** start of Source material **

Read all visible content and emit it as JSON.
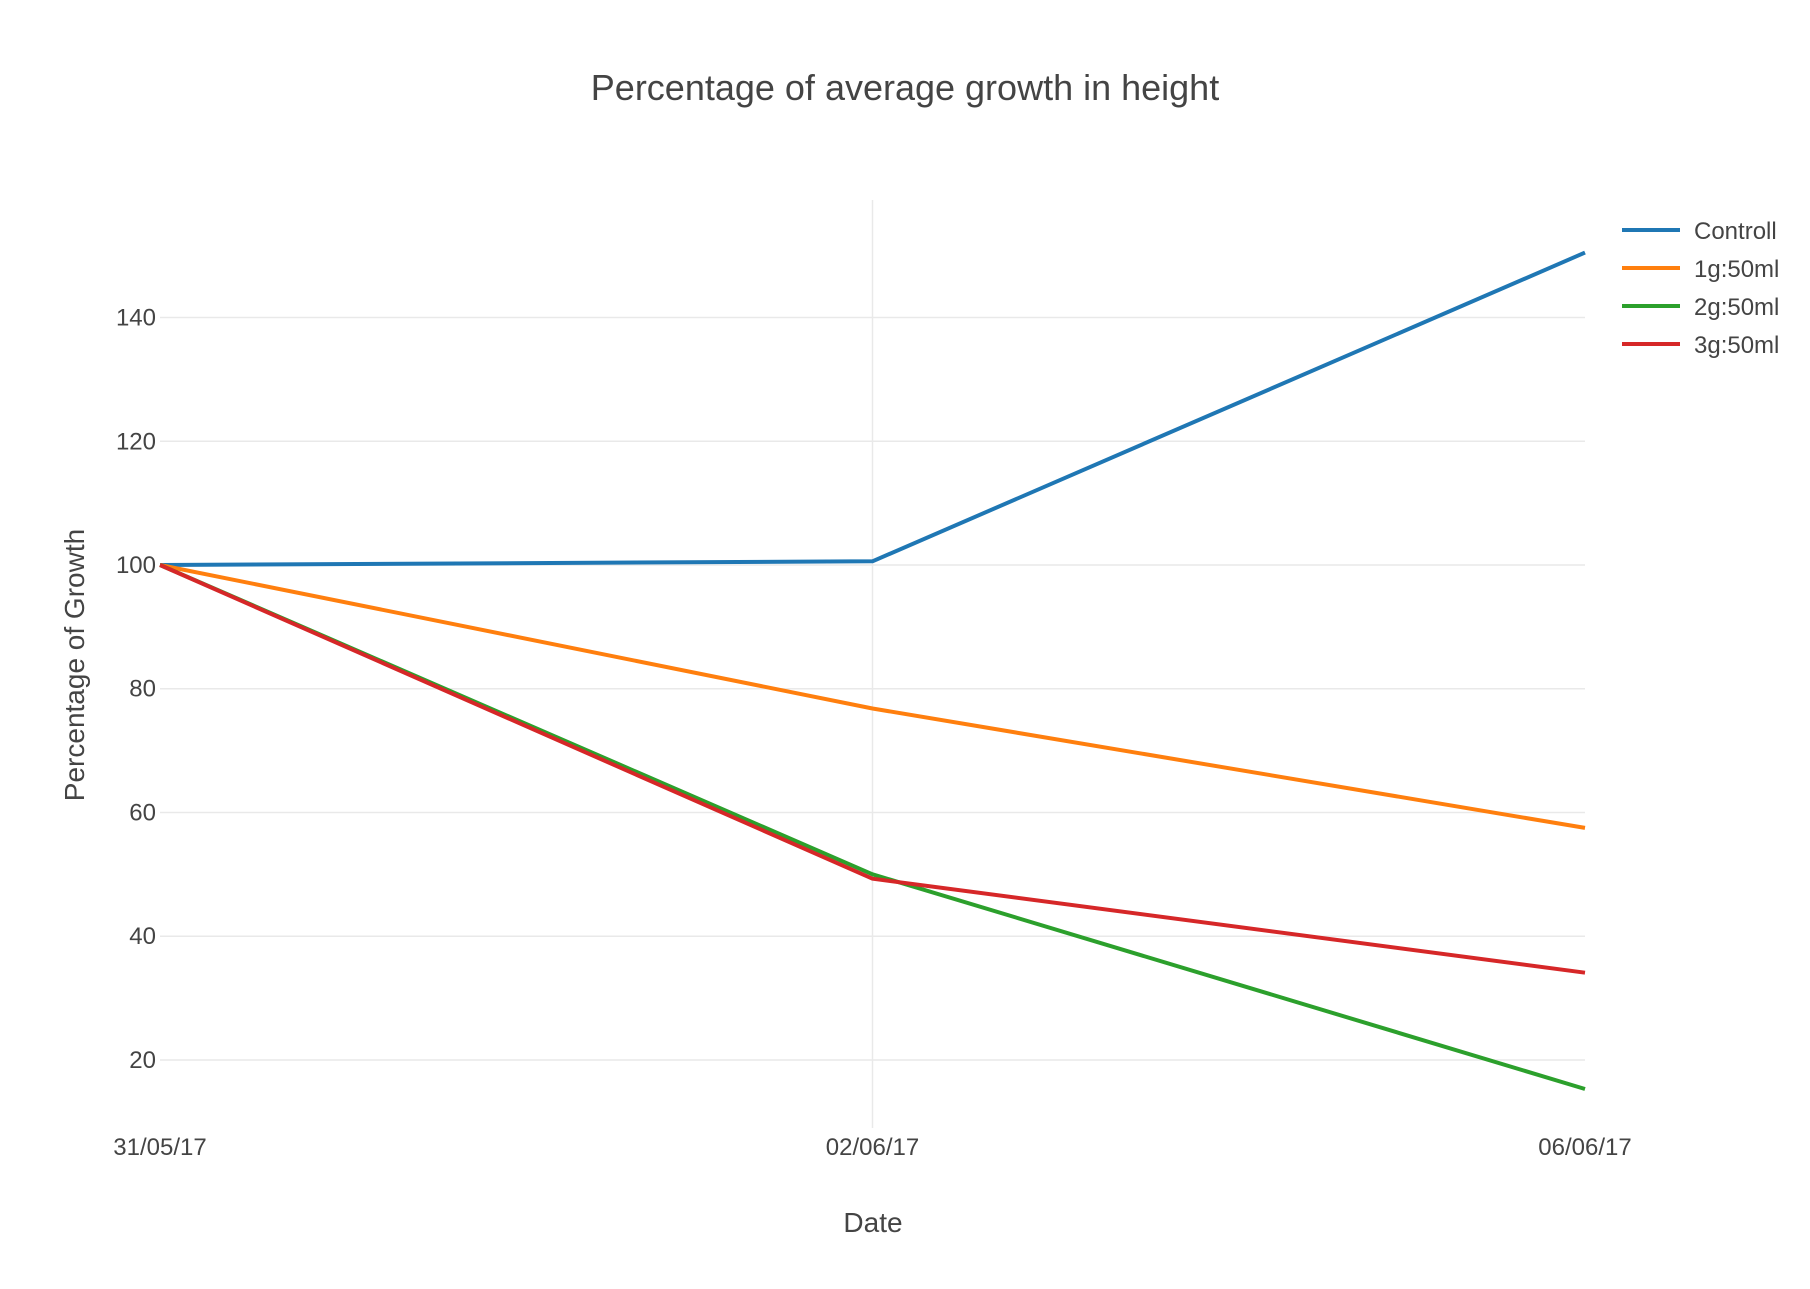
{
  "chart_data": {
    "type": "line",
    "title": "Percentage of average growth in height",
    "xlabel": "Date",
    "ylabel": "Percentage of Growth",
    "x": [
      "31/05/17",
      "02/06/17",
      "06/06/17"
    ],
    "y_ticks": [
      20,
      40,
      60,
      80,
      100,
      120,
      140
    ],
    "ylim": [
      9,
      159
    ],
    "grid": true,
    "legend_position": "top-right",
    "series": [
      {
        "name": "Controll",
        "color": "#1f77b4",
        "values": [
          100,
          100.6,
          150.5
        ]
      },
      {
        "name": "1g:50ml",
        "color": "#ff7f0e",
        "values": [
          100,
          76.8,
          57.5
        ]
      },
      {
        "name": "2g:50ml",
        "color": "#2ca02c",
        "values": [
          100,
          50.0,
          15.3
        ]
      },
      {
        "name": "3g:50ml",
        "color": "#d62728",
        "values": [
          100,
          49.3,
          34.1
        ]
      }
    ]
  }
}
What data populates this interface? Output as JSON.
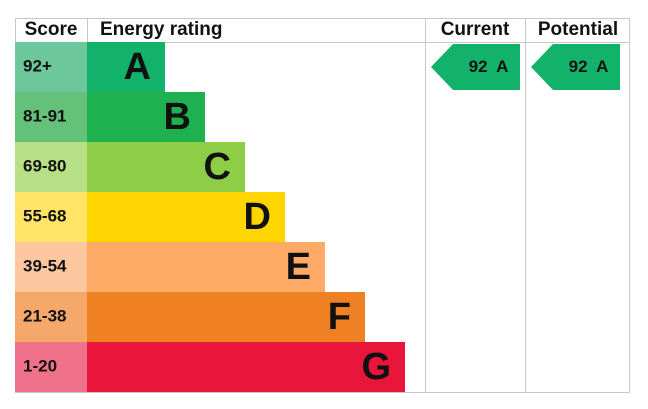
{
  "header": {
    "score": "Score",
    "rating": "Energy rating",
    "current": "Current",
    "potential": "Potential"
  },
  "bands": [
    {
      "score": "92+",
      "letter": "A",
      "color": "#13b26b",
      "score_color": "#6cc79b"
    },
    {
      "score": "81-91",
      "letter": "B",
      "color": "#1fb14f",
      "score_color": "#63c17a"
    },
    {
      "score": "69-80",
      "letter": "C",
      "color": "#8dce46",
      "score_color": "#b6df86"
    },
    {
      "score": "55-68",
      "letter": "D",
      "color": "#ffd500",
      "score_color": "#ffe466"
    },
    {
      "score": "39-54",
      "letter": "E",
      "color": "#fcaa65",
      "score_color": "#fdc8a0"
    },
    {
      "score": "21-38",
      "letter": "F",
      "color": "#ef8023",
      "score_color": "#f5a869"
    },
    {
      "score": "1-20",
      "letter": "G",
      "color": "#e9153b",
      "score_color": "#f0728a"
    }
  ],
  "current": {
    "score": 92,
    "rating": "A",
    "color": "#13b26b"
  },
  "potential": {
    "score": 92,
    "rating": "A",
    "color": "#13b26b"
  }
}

** end of Source material **
** start of Source material **

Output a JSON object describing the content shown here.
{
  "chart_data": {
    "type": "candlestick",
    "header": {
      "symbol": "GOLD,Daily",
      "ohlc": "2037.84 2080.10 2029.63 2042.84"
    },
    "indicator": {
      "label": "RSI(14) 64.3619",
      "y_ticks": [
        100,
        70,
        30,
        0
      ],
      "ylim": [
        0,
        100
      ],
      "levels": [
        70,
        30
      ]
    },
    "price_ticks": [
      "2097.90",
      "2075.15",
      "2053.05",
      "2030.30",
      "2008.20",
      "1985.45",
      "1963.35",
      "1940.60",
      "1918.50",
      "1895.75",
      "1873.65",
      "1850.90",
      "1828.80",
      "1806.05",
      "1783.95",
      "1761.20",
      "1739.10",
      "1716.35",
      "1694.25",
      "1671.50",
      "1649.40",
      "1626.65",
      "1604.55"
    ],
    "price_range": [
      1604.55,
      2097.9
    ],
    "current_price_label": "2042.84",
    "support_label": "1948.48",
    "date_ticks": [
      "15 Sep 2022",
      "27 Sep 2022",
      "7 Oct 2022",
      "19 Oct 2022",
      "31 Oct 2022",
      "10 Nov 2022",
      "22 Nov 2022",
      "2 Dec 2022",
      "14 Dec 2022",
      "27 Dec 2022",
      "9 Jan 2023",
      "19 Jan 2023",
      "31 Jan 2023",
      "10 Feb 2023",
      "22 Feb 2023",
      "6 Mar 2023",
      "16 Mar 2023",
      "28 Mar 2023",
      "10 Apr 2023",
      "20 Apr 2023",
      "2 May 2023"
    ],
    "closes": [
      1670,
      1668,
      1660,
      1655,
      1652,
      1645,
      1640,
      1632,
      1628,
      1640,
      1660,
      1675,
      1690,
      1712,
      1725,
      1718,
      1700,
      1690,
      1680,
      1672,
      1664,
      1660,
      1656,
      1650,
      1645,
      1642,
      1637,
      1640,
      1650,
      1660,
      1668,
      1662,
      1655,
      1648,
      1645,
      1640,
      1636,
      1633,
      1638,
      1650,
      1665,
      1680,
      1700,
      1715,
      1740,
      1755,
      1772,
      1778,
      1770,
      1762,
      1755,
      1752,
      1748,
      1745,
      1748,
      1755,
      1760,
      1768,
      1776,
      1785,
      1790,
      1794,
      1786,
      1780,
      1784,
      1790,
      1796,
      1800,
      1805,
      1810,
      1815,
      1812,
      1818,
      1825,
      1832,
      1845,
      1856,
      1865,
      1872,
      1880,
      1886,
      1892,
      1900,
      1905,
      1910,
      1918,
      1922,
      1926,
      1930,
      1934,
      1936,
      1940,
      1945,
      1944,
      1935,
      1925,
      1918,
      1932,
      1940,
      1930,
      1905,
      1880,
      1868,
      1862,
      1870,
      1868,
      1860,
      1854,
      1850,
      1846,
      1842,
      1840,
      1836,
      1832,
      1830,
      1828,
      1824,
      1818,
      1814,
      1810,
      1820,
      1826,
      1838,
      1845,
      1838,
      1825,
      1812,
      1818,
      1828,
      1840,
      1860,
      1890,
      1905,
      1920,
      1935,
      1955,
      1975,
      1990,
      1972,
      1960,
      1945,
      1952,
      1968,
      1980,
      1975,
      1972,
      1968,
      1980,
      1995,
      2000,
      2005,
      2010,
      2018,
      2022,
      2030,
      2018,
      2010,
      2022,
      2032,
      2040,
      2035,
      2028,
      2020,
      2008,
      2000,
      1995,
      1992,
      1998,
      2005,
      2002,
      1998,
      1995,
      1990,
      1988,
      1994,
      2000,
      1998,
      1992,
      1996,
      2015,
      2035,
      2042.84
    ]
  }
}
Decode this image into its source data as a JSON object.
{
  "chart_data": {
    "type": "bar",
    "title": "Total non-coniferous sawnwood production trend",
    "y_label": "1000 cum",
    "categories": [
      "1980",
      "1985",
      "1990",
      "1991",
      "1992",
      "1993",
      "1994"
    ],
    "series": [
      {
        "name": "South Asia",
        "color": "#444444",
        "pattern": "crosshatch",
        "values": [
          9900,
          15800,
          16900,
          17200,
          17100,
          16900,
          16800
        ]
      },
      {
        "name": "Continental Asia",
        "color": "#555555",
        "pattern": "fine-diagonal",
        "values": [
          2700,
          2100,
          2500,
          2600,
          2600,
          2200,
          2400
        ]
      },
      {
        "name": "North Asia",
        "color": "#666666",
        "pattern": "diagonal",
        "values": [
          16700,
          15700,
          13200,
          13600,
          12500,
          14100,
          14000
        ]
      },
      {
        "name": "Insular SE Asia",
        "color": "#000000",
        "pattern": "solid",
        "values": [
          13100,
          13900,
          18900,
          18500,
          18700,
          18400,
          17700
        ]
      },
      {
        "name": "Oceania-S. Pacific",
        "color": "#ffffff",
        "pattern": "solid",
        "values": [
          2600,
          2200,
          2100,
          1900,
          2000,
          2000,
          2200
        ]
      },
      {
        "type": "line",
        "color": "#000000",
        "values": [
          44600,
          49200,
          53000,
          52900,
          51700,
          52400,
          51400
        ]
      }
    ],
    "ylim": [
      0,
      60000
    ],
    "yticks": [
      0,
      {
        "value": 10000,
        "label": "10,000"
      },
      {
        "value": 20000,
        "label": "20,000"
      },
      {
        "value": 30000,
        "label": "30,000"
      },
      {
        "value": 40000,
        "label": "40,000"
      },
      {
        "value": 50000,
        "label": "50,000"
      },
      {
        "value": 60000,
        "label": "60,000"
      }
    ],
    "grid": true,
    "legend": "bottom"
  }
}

** end of Source material **

## Given task
Search the entries for the word "Asia" and pick out every line that holds it.

## Exercise output
        "name": "South Asia",
        "name": "Continental Asia",
        "name": "North Asia",
        "name": "Insular SE Asia",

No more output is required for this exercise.